Short problem 1
Update the part of the text on the maximum value of f(x) that begins at the words "Is there a calculus" and stops after the words "for $x=1$ and $a=2$.". Replace "denominator" with "bottom expression".

[start Supplied text]

Find all values of $a$ for which the maximum value of $$f(x)=\frac{ax-1}{x^4-x^2+1}$$equals $1$.
I equated $f(x)$ equal to $1$ to obtain a polynomial $x^4-x^2-ax+2=0$. Now this must have at least one repeated root.But I could not get any further.
Is there a calculus way to do it
On
Assume $a>0$. Since the denominator is always positive, maximum value of $f$ must occur when $x>0$.
Hence for all positive $x$'s,
$$\frac{ax-1}{x^4-x^2+1} \le 1 \implies x^3-x+\frac{2}{x} \ge a$$ Rewrite it as $$2+\left(2+x+\frac{2}{x}\right)(1-x)^2 \ge a$$ The equality holds for $x=1$ and $a=2$.
Similar argumentation works for the case $a<0$ that yields $a=-2$.
On
Compute the polynomial GCD of your polynomial and its derivative.
A repeated root of a polynomial is a root of its derivative. So we want to find $a$ such that $g = \gcd(x^4 - x^2 - a x+2, 4 x^3 - 2x - a) \neq 1$.
Taking $4$ of the left and $-x$ of the right, as well as the right, we have $$ g = \gcd(-2x^2-3ax+8, 4 x^3 - 2x - a ) \text{.} $$ Taking $2x$ of the left and $1$ of the right, as well as the left, we have $$ g = \gcd(-6ax^2+14x-a, -2x^2-3ax+8) \text{.} $$ Taking $1$ of the left and $-3a$ of the right, as well as the right, we have $$ g = \gcd(9a^2x+14x-25a, -2x^2-3ax+8) \text{.} $$ We started with two polynomials equal to zero and have constructed sums of multiples of them. Since sums of multiples of zeroes are zero, we solve the left of these: from $9a^2x+14x-25a = 0$, $x = \frac{25a}{9a^2 + 14}$. Notice this new denominator is always positive. We substitute this into the right member of our most recent pair of polynomials to find $$ \frac{27a^4 + 284a^2 - 1568}{9a^2 + 14} = 0 \text{.} $$ Since the denominator is always positive, this is zero only when the numerator is zero. By applying the quadratic formula, we find $a^2 = 4$, so $a = \pm 2$ or $a^2 = \frac{-392}{27}$, so $a = \pm \frac{14 \mathrm{i} \sqrt{2}}{3\sqrt{3}}$. There is no sensible meaning of "maximum" if we allow $a$ to be non-real, so we restrict to $a = \pm 2$.

[end Supplied text]

Short problem 2
Give the rows again unchanged, beginning at the first row and stopping after the row that has "svg-text:R: R — [38, 29, 47, 43]".

[start Materials provided]

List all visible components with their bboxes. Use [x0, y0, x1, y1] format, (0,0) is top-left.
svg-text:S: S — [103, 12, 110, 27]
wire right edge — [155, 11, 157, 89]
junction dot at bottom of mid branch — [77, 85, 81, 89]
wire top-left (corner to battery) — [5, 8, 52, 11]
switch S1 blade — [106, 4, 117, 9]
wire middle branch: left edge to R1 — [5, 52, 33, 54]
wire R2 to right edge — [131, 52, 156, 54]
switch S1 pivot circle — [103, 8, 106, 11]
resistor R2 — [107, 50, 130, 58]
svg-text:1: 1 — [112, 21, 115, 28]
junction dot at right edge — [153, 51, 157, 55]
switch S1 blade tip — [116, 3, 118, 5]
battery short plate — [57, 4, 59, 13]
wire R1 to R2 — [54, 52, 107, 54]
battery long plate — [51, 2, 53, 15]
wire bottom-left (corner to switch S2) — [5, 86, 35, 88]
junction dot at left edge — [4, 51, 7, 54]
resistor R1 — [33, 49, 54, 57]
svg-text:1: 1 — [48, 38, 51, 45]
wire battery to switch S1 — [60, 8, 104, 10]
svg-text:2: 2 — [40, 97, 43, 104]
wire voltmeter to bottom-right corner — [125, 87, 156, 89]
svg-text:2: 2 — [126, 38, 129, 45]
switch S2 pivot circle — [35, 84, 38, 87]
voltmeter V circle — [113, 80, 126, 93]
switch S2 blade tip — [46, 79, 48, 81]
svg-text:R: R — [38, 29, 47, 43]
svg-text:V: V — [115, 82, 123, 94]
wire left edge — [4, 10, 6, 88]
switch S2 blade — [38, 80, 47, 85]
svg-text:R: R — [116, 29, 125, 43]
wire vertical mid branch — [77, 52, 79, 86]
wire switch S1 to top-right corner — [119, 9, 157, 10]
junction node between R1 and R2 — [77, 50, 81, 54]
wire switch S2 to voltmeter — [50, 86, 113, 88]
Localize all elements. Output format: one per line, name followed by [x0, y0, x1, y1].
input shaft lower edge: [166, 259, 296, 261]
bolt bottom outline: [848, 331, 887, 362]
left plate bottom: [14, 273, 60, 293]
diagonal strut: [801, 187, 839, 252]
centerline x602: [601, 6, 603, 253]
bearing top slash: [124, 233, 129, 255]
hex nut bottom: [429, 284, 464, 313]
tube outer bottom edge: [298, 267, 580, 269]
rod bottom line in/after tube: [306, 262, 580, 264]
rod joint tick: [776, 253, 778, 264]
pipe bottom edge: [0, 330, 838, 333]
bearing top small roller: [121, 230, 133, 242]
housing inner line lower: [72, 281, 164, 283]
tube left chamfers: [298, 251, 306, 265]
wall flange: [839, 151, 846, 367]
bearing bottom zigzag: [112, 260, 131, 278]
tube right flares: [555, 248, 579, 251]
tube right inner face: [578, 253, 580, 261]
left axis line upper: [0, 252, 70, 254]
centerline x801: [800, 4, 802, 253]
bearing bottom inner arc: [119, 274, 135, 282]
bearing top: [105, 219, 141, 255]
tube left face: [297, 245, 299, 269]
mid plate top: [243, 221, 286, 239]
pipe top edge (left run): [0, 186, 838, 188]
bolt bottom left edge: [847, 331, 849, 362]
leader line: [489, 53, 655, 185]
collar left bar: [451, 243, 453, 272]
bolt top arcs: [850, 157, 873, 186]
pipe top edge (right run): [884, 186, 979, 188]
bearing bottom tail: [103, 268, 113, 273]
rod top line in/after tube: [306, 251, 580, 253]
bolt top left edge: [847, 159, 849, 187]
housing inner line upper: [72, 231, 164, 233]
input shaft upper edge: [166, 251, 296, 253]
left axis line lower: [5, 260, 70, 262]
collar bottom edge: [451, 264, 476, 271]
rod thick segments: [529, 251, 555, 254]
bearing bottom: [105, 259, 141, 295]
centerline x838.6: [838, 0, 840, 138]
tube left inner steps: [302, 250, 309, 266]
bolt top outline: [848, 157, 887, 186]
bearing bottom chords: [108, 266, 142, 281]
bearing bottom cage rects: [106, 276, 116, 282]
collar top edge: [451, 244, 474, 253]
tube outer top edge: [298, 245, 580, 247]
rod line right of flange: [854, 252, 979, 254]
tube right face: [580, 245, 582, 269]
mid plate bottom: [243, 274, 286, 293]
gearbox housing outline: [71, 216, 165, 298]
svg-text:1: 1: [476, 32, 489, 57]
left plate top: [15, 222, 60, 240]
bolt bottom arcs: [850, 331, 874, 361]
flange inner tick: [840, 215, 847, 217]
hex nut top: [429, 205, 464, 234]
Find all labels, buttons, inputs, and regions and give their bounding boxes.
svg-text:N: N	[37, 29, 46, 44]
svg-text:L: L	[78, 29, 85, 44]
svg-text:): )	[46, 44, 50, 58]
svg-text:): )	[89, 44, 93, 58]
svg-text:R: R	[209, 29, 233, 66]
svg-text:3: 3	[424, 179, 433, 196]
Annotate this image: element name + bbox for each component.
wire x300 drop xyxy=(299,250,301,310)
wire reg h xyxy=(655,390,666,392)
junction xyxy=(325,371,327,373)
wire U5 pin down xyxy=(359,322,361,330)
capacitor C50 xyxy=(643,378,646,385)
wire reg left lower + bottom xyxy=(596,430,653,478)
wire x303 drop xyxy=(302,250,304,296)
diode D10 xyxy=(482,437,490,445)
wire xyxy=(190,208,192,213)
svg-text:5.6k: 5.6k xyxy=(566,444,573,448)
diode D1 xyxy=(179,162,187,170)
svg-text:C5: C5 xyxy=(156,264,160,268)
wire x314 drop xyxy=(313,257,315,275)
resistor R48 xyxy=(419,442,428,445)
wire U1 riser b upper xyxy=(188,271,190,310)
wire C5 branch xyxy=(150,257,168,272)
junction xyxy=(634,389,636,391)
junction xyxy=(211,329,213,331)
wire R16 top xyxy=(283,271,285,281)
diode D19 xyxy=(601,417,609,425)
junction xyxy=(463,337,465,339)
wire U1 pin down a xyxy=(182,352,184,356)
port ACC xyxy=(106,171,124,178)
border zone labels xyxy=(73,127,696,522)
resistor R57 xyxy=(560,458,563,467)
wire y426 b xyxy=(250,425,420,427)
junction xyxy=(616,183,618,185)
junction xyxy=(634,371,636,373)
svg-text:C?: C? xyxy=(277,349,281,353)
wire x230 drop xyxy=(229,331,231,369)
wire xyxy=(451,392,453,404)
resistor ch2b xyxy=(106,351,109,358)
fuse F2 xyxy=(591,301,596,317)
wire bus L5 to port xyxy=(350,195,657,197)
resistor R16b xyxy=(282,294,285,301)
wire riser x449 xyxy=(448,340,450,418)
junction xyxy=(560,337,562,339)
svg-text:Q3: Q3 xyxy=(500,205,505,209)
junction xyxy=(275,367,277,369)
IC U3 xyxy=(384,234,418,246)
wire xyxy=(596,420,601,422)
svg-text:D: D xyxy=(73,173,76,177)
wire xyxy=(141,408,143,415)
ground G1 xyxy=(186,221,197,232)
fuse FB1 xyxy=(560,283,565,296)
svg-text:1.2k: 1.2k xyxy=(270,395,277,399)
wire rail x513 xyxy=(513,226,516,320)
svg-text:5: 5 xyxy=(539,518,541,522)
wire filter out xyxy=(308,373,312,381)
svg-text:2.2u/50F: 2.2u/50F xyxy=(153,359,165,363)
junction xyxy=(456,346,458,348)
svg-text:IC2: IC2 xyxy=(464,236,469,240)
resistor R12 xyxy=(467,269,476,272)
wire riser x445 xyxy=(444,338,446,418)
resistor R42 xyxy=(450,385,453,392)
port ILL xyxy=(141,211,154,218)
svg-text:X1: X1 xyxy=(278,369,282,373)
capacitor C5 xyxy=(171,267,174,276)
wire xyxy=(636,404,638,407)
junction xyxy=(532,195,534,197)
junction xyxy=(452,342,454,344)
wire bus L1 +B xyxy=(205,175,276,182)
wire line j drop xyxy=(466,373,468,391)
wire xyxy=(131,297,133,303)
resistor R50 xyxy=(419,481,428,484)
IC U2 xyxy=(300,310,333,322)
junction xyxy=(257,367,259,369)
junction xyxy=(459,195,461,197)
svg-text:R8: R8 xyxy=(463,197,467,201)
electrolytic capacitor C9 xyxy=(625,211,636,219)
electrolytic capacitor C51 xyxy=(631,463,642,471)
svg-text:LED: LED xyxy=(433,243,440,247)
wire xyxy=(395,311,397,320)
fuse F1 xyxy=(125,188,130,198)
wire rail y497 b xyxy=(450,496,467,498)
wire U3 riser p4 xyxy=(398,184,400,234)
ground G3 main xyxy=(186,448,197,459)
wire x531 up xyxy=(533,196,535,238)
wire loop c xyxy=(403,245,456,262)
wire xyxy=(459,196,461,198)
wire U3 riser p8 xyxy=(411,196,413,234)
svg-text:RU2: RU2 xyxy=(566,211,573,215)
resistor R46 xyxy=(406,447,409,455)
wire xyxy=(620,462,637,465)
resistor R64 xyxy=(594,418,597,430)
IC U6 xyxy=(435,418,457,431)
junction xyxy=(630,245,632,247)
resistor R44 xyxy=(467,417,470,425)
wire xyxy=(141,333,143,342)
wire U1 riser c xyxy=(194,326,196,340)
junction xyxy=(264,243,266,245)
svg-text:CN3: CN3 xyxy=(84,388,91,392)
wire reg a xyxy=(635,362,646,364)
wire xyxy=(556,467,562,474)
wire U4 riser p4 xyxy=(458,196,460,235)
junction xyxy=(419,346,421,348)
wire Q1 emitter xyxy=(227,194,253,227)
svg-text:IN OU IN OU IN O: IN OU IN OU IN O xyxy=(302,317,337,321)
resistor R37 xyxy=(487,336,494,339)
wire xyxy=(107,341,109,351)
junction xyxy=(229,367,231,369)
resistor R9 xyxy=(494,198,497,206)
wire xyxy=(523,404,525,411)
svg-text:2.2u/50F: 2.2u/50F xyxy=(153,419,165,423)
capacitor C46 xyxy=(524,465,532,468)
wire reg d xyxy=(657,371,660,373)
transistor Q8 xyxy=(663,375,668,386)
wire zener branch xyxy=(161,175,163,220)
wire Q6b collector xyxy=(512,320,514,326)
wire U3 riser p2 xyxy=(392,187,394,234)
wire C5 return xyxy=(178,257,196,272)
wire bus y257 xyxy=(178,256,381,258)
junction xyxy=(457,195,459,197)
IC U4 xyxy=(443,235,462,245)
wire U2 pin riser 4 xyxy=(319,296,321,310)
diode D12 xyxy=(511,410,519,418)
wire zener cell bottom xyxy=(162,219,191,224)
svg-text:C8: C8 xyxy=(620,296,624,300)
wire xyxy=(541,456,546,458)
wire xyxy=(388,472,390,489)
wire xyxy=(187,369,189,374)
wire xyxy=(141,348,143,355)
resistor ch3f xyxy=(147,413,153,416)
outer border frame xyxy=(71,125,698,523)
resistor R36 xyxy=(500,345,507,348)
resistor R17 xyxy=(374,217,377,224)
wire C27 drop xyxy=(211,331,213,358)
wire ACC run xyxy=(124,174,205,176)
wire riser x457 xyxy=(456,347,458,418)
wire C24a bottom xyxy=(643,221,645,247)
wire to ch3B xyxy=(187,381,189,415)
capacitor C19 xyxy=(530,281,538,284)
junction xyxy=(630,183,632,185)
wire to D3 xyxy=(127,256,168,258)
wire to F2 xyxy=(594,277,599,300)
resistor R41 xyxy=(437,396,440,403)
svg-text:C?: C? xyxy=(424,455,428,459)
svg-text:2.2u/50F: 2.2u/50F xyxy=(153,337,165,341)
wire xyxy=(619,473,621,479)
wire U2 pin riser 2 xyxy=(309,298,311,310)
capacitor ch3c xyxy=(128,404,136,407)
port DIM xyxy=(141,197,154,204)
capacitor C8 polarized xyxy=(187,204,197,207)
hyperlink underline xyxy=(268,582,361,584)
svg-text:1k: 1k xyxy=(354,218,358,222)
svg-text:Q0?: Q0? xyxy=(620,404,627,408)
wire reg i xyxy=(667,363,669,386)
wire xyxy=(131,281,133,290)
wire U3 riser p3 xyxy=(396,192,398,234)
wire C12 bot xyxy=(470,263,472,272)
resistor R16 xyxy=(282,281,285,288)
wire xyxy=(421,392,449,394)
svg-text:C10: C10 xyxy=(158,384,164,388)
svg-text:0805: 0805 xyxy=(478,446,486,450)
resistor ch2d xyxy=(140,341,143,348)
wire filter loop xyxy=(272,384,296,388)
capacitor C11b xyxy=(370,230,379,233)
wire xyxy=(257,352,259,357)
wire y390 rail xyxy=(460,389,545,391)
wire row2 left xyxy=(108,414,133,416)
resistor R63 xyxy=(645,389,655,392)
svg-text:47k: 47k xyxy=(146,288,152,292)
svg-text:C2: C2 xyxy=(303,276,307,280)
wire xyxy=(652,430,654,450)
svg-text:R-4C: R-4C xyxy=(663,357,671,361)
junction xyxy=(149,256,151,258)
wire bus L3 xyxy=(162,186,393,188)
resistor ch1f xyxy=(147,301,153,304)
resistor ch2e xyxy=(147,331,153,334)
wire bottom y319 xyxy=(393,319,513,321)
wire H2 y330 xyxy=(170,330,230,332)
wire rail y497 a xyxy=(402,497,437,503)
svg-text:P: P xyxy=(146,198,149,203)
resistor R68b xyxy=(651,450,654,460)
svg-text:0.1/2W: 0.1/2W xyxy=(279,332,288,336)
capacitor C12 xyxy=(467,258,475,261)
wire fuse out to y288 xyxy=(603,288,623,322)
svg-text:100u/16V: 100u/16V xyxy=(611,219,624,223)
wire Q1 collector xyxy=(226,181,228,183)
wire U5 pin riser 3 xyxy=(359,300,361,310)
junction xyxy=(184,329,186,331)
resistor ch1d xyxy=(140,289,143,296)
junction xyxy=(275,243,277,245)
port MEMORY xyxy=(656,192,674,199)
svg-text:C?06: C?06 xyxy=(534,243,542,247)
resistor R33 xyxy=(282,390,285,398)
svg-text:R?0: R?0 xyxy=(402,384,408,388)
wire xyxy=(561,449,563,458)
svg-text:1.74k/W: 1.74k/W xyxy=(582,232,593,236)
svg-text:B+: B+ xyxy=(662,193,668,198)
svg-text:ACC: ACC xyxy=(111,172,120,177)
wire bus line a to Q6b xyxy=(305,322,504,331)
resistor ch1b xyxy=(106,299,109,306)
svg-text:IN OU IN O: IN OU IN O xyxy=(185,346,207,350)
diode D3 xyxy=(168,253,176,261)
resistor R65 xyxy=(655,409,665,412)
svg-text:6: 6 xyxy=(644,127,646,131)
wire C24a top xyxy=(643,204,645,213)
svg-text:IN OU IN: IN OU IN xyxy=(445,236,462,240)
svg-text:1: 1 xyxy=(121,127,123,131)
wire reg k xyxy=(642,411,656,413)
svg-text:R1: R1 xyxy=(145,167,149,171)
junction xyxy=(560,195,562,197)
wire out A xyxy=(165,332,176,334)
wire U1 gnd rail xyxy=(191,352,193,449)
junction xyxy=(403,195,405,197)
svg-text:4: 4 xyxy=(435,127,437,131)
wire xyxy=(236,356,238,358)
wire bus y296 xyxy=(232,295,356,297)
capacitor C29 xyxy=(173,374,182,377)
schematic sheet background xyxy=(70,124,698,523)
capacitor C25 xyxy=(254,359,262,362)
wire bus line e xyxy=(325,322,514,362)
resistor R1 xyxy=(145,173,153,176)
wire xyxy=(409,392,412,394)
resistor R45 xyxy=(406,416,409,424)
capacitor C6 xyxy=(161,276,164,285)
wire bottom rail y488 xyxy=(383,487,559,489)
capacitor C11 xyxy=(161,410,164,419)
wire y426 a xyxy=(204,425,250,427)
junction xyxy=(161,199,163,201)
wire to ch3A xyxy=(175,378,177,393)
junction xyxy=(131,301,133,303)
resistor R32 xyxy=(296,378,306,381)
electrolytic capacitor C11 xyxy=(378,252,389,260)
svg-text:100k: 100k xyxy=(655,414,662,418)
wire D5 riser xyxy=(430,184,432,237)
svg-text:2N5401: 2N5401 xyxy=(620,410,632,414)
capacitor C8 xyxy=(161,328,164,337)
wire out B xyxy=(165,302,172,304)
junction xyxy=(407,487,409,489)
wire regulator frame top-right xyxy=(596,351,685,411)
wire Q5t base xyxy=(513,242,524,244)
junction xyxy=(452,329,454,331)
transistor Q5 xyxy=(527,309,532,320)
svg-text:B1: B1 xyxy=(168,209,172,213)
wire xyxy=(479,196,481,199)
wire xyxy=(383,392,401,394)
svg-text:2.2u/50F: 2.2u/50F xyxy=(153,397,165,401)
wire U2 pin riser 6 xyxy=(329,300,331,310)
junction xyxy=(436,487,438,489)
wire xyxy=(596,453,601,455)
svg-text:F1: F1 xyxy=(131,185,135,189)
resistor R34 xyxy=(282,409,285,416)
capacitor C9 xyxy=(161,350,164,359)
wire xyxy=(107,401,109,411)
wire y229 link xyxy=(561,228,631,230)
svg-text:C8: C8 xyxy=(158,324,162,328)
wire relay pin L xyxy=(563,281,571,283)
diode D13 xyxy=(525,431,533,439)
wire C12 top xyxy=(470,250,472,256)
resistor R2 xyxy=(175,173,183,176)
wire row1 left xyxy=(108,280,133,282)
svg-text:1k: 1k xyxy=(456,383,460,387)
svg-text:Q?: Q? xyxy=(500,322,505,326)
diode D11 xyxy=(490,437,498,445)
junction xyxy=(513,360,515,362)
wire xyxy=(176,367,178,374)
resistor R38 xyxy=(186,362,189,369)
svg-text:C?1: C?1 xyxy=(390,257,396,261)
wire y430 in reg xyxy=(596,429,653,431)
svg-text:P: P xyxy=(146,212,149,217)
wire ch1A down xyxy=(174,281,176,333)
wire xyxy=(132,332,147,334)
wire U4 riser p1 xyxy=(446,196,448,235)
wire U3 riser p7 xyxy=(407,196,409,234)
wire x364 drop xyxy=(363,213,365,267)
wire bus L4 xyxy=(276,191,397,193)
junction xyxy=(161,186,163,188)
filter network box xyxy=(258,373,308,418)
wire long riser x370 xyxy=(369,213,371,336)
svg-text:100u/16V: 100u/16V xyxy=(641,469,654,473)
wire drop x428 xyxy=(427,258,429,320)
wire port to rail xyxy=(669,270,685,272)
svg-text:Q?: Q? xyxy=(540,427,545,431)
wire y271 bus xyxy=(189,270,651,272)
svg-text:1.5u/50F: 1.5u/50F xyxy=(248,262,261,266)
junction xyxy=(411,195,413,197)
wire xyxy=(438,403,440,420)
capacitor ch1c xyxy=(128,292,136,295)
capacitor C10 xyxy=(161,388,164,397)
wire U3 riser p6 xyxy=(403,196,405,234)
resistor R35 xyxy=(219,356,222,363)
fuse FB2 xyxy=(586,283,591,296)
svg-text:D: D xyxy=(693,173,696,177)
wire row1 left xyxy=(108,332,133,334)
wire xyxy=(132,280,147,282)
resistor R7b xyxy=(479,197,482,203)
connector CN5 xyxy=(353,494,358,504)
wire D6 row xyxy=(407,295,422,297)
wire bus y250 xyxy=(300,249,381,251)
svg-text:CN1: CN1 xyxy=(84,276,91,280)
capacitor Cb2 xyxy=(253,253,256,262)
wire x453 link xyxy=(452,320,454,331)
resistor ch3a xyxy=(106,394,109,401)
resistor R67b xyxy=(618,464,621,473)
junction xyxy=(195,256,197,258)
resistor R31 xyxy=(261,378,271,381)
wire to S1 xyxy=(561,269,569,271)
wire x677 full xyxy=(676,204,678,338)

[end Materials provided]

Correct result 1
Is there a calculus way to do it
On
Assume $a>0$. Since the bottom expression is always positive, maximum value of $f$ must occur when $x>0$.
Hence for all positive $x$'s,
$$\frac{ax-1}{x^4-x^2+1} \le 1 \implies x^3-x+\frac{2}{x} \ge a$$ Rewrite it as $$2+\left(2+x+\frac{2}{x}\right)(1-x)^2 \ge a$$ The equality holds for $x=1$ and $a=2$.

Correct result 2
List all visible components with their bboxes. Use [x0, y0, x1, y1] format, (0,0) is top-left.
svg-text:S: S — [103, 12, 110, 27]
wire right edge — [155, 11, 157, 89]
junction dot at bottom of mid branch — [77, 85, 81, 89]
wire top-left (corner to battery) — [5, 8, 52, 11]
switch S1 blade — [106, 4, 117, 9]
wire middle branch: left edge to R1 — [5, 52, 33, 54]
wire R2 to right edge — [131, 52, 156, 54]
switch S1 pivot circle — [103, 8, 106, 11]
resistor R2 — [107, 50, 130, 58]
svg-text:1: 1 — [112, 21, 115, 28]
junction dot at right edge — [153, 51, 157, 55]
switch S1 blade tip — [116, 3, 118, 5]
battery short plate — [57, 4, 59, 13]
wire R1 to R2 — [54, 52, 107, 54]
battery long plate — [51, 2, 53, 15]
wire bottom-left (corner to switch S2) — [5, 86, 35, 88]
junction dot at left edge — [4, 51, 7, 54]
resistor R1 — [33, 49, 54, 57]
svg-text:1: 1 — [48, 38, 51, 45]
wire battery to switch S1 — [60, 8, 104, 10]
svg-text:2: 2 — [40, 97, 43, 104]
wire voltmeter to bottom-right corner — [125, 87, 156, 89]
svg-text:2: 2 — [126, 38, 129, 45]
switch S2 pivot circle — [35, 84, 38, 87]
voltmeter V circle — [113, 80, 126, 93]
switch S2 blade tip — [46, 79, 48, 81]
svg-text:R: R — [38, 29, 47, 43]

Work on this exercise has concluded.